[Problem statement] Transcribe the records below exactly as they appear, omitting any pictures.

--------------------

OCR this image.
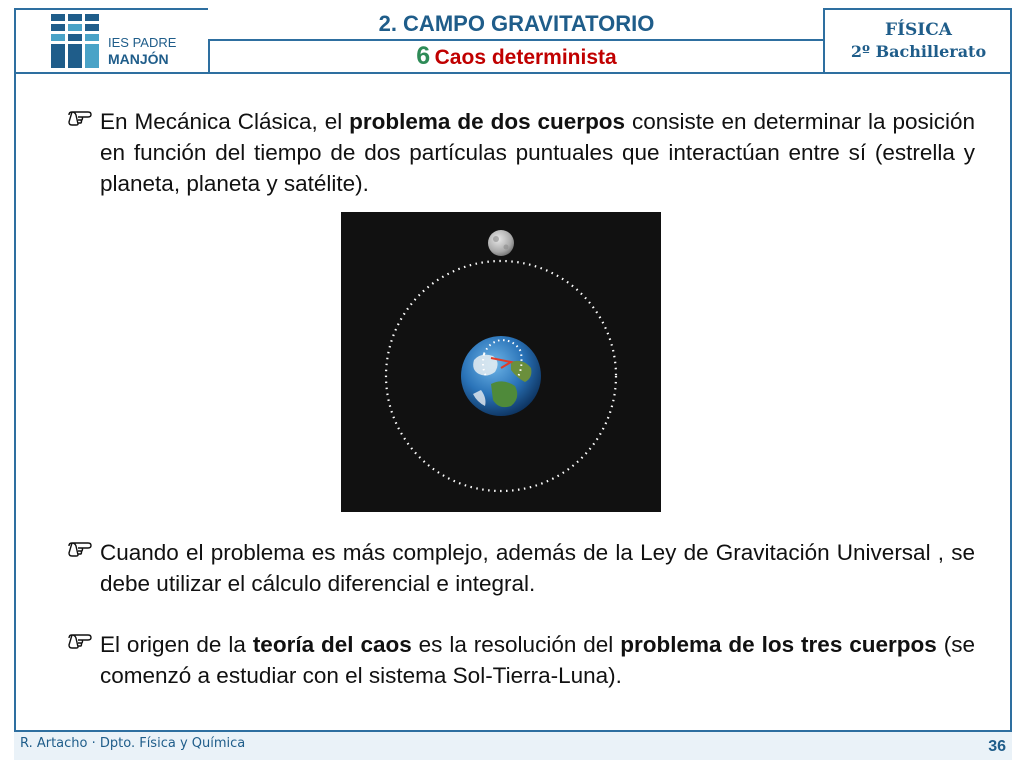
IES PADRE
MANJÓN
2. CAMPO GRAVITATORIO
6 Caos determinista
FÍSICA
2º Bachillerato
En Mecánica Clásica, el problema de dos cuerpos consiste en determinar la posición en función del tiempo de dos partículas puntuales que interactúan entre sí (estrella y planeta, planeta y satélite).
Cuando el problema es más complejo, además de la Ley de Gravitación Universal , se debe utilizar el cálculo diferencial e integral.
El origen de la teoría del caos es la resolución del problema de los tres cuerpos (se comenzó a estudiar con el sistema Sol-Tierra-Luna).
R. Artacho · Dpto. Física y Química	36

--------------------

[Written answer]
OCR this image.
IES PADRE
MANJÓN
2. CAMPO GRAVITATORIO
6 Caos determinista
FÍSICA
2º Bachillerato
En Mecánica Clásica, el problema de dos cuerpos consiste en determinar la posición en función del tiempo de dos partículas puntuales que interactúan entre sí (estrella y planeta, planeta y satélite).
Cuando el problema es más complejo, además de la Ley de Gravitación Universal , se debe utilizar el cálculo diferencial e integral.
El origen de la teoría del caos es la resolución del problema de los tres cuerpos (se comenzó a estudiar con el sistema Sol-Tierra-Luna).
R. Artacho · Dpto. Física y Química	36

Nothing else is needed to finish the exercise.